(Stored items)
^^^^^^^^
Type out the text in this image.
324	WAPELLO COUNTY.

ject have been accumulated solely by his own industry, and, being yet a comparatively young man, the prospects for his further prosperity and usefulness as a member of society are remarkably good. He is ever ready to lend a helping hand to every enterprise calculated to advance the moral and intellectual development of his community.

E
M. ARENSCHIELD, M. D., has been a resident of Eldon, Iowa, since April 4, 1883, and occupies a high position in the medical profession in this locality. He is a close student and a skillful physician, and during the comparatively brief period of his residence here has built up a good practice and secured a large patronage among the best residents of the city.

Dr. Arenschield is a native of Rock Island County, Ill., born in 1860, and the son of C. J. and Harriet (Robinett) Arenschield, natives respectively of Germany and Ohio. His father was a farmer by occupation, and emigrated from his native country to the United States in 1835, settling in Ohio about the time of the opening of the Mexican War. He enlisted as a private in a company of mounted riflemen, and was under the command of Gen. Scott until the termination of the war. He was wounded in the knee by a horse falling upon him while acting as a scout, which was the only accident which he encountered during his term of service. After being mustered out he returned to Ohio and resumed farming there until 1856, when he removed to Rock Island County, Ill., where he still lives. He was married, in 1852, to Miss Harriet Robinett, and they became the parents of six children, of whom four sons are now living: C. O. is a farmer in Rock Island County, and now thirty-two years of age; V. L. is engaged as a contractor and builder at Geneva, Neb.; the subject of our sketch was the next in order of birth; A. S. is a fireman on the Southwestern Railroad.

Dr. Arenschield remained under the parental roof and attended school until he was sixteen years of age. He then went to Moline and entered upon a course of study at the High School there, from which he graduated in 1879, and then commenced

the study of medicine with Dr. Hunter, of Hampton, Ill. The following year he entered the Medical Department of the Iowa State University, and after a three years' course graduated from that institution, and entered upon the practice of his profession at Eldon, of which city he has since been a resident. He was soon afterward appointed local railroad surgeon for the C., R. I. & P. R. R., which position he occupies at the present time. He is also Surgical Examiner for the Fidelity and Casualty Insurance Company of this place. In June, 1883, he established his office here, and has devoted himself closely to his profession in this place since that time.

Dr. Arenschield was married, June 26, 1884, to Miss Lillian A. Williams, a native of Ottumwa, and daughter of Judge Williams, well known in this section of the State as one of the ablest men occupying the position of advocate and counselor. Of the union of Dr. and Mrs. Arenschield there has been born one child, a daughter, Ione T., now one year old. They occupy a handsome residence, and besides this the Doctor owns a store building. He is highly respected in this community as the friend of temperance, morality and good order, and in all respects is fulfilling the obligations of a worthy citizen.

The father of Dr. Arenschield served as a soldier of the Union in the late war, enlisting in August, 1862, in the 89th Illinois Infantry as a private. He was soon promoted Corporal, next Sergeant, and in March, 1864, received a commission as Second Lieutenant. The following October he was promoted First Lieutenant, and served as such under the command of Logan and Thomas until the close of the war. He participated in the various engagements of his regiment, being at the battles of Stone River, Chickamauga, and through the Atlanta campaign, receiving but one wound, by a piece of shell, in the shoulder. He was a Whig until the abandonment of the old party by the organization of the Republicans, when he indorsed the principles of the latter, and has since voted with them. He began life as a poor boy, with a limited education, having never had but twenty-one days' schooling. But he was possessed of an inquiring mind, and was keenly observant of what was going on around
^^^^^^^^
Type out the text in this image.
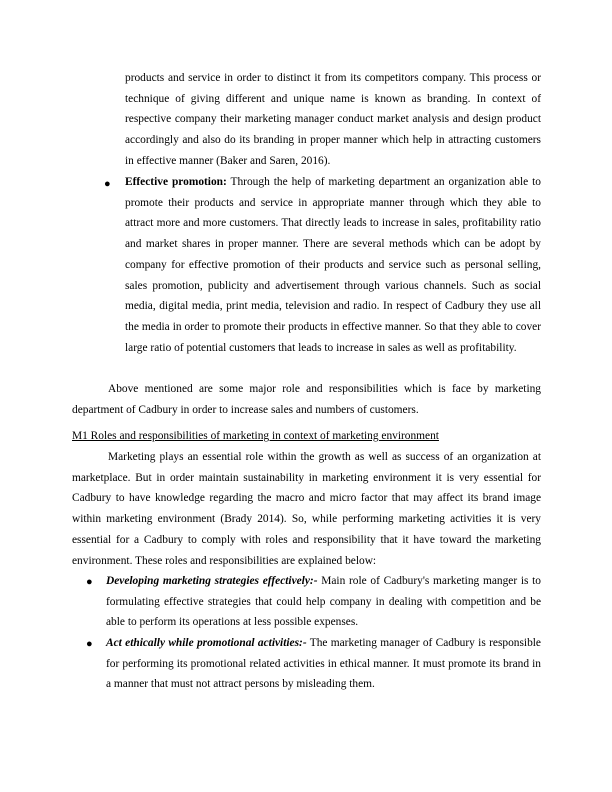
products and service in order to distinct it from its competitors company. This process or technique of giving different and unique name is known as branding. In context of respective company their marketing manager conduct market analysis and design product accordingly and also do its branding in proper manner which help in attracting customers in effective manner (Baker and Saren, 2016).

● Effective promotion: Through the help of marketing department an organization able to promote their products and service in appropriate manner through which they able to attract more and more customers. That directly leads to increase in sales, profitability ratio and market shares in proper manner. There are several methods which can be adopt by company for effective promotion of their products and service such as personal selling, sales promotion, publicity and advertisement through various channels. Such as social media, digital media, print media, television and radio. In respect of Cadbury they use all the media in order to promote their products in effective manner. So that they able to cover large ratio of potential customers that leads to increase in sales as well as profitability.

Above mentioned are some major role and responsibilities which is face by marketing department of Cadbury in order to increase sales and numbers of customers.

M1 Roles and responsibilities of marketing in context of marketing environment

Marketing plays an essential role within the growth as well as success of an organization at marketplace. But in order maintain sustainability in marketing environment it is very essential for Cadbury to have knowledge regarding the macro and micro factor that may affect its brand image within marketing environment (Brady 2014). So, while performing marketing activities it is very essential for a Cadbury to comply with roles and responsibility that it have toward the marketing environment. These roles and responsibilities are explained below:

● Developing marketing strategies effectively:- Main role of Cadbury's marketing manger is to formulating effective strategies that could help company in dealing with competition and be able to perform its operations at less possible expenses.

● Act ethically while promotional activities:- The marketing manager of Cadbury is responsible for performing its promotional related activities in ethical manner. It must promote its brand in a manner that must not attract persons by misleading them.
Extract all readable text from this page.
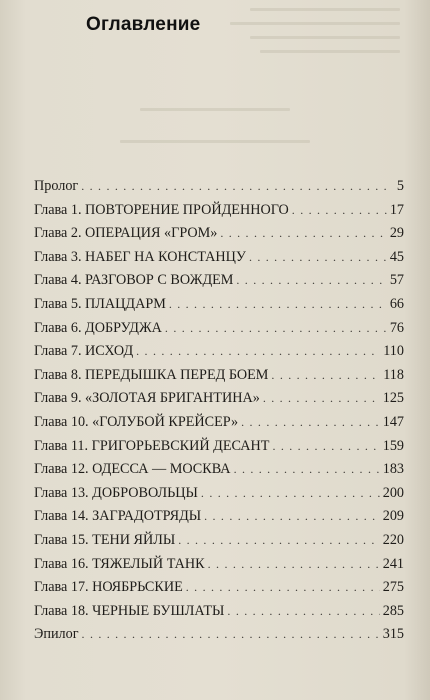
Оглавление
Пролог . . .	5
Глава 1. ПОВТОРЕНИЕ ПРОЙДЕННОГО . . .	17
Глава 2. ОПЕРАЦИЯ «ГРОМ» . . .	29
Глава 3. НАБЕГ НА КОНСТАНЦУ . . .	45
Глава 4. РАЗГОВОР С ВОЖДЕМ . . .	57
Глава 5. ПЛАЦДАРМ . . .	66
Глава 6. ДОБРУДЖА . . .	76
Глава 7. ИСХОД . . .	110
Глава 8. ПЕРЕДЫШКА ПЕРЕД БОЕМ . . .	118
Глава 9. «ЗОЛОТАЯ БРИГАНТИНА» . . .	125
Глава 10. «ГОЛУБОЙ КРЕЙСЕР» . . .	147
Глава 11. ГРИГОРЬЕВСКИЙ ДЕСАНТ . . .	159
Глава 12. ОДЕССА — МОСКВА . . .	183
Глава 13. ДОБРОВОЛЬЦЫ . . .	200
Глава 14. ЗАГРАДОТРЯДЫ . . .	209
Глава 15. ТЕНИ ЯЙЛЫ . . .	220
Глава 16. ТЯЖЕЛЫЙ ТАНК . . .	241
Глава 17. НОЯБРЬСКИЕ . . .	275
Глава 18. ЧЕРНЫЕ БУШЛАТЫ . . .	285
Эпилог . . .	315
^^^^^^^^
• Exercise details: Search the listing for the word "performing" and return each line that holds it.

• Output below:
Marketing plays an essential role within the growth as well as success of an organization at marketplace. But in order maintain sustainability in marketing environment it is very essential for Cadbury to have knowledge regarding the macro and micro factor that may affect its brand image within marketing environment (Brady 2014). So, while performing marketing activities it is very essential for a Cadbury to comply with roles and responsibility that it have toward the marketing environment. These roles and responsibilities are explained below:
● Act ethically while promotional activities:- The marketing manager of Cadbury is responsible for performing its promotional related activities in ethical manner. It must promote its brand in a manner that must not attract persons by misleading them.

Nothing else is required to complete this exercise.